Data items
......
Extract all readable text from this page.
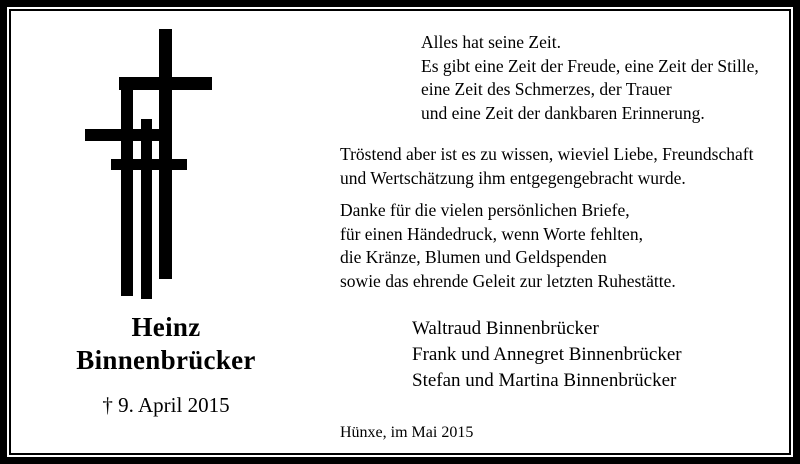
Heinz
Binnenbrücker
† 9. April 2015

Alles hat seine Zeit.

Es gibt eine Zeit der Freude, eine Zeit der Stille,

eine Zeit des Schmerzes, der Trauer

und eine Zeit der dankbaren Erinnerung.

Tröstend aber ist es zu wissen, wieviel Liebe, Freundschaft

und Wertschätzung ihm entgegengebracht wurde.

Danke für die vielen persönlichen Briefe,

für einen Händedruck, wenn Worte fehlten,

die Kränze, Blumen und Geldspenden

sowie das ehrende Geleit zur letzten Ruhestätte.

Waltraud Binnenbrücker

Frank und Annegret Binnenbrücker

Stefan und Martina Binnenbrücker

Hünxe, im Mai 2015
......
- Aim: Count each line with "Zeit" in it and report that figure by itself.

- Final answer: 4